The recent upsurge of unrest in southern Thailand has increased concerns that the country’s Malay Muslim provinces—Pattani, Yala and Narithiwat—may be emerging as a new front for cross-border terrorism in Southeast Asia. In particular, regional and western authorities fear that outside militants, including cadres with ties to Jemaah Islamiyah (JI) and the broader international jihadist movement could be establishing a logistical and operational foothold to further the objectives of international Islamists. Yet while the nature and tempo of violence in southern Thailand has certainly changed over the last 24 months, there is no firm indication that this transformation is the result of external influences.

--- Data block ---
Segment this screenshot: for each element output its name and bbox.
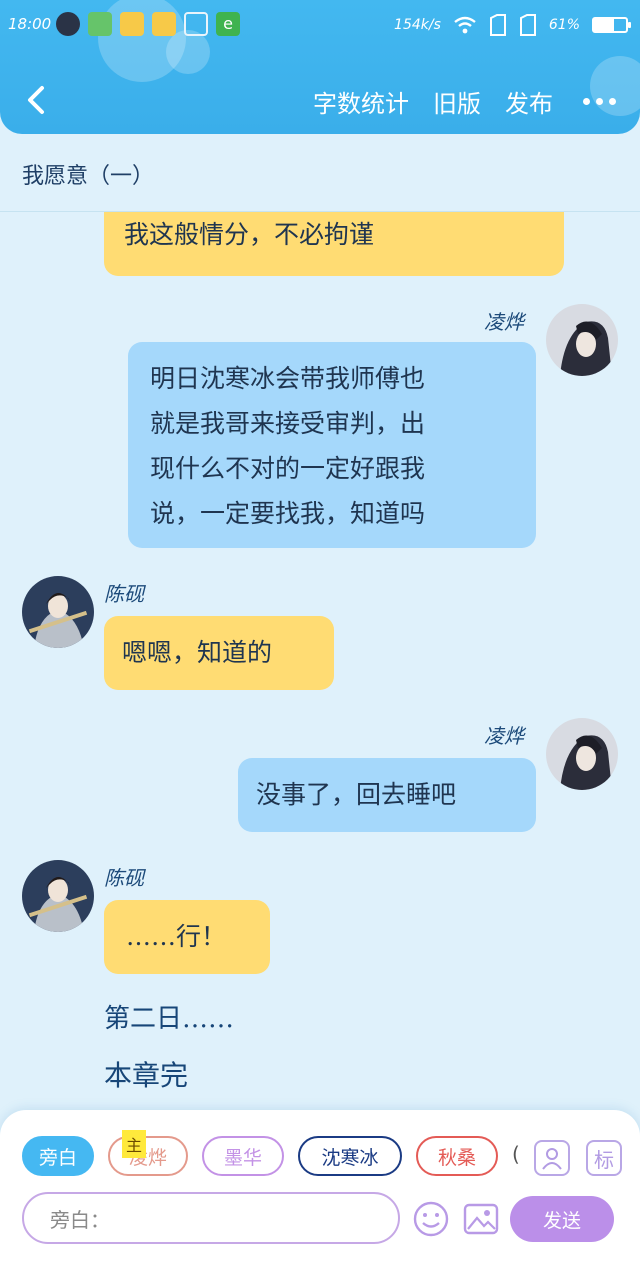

--- Requirement 1 ---
Which three provinces does the passage on unrest in southern Thailand name as the country's Malay Muslim provinces?
--- Requirement 2 ---
Reproduce the part of the passage on unrest in southern Thailand starting at "The recent upsurge" and ending at "of external influences.".

--- Full solution 1 ---
Pattani, Yala and Narithiwat.

--- Full solution 2 ---
The recent upsurge of unrest in southern Thailand has increased concerns that the country’s Malay Muslim provinces—Pattani, Yala and Narithiwat—may be emerging as a new front for cross-border terrorism in Southeast Asia. In particular, regional and western authorities fear that outside militants, including cadres with ties to Jemaah Islamiyah (JI) and the broader international jihadist movement could be establishing a logistical and operational foothold to further the objectives of international Islamists. Yet while the nature and tempo of violence in southern Thailand has certainly changed over the last 24 months, there is no firm indication that this transformation is the result of external influences.